▶ **Página**

A segunda situação não é menos indecorosa. Uma trabalhadora intentou no tribunal da Maia um processo contra uma empresa e em março deste ano, cinco anos depois da abertura do caso!, continuava sentada à espera de que o sistema judicial se pronunciasse. Queixou--se e a deliberação surgiu simples e racional: dos cofres avaramente geridos por Vítor Gaspar sairá o exemplo perfeito do velho adágio popular segundo o qual há quem poupe na farinha e estrague no farelo: lá se vão 4200 euros dos nossos impostos por incúria de quem também deles vive!
Os dois casos são paradigmáticos.
A Justiça em Portugal nos últimos anos já não se conduz apenas pelo infeliz padrão divisionista entre ricos e pobres. Passou a uma etapa superior: para chegar a resultados, obriga os cidadãos - e as empresas - a disporem de paciência e perseverança, qualidades só ao alcance de gente salutarmente enxertada em corno de cabra!
Os últimos tempos, sabe-se, têm correspondido a mudanças legislativas e orgânicas profundas no sistema de Justiça, muito por obrigação decorrente do caderno de encargos a que os credores internacionais obrigaram Portugal e, enfatize-se, ao espírito reformador e teimoso da atual ministra.
Perante a multiplicidade de interesses instalados, não se afigura naturalmente fácil recuperar para a Justiça a credibilidade atirada para as ruas da amargura, conforme comprovam todos os estudos de opinião realizados nos últimos anos. Mas é urgente que o país mude de vida também nesta área.

▶ **O que se pede**
Segundo o texto sobre a justiça em Portugal, quantos euros dos impostos vão ser gastos por causa do processo da trabalhadora no tribunal da Maia?

▶ **Extrato de dados**
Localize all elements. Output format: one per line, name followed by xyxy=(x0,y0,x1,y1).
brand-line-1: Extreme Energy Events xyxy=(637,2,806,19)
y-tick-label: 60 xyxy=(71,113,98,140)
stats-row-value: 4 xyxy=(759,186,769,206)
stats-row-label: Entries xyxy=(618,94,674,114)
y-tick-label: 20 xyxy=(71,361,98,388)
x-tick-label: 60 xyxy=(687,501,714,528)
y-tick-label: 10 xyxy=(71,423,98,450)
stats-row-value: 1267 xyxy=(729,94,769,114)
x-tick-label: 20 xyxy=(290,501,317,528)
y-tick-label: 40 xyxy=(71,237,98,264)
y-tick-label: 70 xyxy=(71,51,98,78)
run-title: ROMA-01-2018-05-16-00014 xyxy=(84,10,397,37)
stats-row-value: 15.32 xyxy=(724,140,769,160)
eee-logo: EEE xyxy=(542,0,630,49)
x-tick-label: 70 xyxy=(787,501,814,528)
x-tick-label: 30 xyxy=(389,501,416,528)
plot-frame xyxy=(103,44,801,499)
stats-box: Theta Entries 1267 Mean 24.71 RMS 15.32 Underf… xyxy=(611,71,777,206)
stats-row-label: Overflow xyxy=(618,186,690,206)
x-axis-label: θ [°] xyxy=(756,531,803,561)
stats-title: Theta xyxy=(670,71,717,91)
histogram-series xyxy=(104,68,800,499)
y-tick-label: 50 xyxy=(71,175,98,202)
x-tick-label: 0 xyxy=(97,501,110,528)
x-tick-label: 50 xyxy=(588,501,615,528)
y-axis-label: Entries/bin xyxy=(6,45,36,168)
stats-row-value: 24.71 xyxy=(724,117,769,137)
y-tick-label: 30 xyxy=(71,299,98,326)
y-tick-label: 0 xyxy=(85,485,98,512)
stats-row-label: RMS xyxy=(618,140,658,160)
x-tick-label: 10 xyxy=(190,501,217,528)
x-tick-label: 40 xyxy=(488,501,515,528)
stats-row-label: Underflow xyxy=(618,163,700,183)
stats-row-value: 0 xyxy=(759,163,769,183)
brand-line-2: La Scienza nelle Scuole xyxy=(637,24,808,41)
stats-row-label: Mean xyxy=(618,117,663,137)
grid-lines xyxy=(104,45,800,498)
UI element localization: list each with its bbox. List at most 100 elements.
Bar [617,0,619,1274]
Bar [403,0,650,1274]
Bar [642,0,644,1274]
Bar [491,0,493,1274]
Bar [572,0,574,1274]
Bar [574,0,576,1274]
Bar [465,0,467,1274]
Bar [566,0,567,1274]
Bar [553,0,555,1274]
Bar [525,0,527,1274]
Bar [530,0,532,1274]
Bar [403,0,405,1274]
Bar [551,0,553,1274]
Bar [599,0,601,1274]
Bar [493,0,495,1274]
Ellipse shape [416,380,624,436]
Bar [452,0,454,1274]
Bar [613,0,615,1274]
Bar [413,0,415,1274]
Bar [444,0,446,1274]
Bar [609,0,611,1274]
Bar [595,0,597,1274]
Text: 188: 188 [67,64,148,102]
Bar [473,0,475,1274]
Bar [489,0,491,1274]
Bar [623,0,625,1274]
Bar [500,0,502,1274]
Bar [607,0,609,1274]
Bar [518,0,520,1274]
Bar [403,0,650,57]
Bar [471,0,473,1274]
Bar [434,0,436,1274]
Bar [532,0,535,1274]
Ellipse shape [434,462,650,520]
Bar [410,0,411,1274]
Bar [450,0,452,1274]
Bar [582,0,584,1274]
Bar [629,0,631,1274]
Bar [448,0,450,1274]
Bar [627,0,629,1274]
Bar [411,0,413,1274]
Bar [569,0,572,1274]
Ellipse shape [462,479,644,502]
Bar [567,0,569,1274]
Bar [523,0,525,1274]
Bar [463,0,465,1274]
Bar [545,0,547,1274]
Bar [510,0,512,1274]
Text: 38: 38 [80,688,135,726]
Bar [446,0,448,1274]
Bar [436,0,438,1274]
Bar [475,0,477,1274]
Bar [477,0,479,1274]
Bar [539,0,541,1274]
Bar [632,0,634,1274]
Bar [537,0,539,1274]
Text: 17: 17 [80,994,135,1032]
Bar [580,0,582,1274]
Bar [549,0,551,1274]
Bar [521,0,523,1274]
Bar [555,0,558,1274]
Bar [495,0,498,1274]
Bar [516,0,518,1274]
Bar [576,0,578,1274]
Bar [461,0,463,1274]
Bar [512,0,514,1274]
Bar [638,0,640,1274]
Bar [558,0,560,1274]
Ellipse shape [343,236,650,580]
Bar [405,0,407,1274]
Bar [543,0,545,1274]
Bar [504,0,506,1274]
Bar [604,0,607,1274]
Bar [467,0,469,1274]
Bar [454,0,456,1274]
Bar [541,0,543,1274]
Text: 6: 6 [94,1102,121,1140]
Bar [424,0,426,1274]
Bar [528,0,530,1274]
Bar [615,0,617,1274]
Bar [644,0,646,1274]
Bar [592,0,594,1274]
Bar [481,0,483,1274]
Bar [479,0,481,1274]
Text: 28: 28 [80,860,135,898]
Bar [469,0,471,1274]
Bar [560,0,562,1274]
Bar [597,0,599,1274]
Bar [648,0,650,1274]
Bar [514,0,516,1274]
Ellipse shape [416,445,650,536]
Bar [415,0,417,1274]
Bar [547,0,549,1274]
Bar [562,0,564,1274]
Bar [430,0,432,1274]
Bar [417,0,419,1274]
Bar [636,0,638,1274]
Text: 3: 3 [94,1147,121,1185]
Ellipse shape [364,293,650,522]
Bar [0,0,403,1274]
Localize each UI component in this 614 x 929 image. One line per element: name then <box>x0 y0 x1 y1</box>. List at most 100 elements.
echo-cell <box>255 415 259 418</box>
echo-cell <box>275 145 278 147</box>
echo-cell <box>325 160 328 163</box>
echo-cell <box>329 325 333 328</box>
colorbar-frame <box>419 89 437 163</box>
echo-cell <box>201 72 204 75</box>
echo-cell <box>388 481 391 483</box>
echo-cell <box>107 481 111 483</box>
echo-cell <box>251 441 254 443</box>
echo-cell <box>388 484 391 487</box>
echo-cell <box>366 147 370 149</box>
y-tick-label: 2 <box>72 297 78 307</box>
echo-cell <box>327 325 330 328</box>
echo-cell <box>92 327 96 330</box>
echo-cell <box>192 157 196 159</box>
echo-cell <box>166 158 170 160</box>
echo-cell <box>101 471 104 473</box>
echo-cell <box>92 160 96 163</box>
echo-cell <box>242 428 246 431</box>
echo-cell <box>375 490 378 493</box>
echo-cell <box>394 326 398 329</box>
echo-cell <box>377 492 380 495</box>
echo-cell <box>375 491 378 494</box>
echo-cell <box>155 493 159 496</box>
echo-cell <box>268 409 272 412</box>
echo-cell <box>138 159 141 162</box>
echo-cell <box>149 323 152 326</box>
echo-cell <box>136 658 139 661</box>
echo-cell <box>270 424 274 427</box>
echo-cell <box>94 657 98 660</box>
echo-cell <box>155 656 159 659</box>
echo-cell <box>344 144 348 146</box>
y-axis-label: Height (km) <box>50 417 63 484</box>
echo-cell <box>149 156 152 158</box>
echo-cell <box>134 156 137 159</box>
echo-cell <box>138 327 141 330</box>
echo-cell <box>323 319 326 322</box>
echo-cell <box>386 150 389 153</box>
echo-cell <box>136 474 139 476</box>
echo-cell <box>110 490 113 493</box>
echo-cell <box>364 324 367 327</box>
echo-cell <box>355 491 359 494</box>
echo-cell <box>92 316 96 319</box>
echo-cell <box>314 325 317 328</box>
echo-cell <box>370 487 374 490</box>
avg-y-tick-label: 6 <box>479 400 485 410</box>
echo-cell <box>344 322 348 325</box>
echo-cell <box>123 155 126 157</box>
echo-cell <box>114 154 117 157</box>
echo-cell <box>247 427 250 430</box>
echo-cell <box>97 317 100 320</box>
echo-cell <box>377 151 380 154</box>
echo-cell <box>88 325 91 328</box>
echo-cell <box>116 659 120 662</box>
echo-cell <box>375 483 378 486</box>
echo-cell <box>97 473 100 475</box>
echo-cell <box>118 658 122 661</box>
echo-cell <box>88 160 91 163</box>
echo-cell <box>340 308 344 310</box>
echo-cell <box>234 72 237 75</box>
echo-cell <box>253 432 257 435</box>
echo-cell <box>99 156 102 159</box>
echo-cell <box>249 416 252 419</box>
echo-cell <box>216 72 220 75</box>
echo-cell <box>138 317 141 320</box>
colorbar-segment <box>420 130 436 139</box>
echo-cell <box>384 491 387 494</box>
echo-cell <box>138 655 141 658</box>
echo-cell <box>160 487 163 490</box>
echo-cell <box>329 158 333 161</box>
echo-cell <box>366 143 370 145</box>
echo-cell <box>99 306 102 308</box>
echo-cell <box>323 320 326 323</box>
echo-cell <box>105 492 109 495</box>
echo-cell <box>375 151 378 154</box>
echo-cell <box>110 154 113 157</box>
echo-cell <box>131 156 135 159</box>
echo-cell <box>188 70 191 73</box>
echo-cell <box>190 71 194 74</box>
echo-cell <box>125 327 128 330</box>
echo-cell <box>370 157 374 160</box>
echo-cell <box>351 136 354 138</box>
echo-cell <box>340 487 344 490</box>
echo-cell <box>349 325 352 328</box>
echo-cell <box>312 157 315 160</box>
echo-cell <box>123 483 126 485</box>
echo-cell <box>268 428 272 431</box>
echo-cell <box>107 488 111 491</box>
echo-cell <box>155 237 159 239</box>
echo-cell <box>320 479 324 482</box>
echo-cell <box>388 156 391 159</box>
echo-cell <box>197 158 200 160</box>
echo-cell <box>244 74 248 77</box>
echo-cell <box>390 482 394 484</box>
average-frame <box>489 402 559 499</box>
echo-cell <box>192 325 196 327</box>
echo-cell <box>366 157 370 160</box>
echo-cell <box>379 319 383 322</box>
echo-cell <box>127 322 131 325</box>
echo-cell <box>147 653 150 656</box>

▶ **Resposta completa**
4200 euros.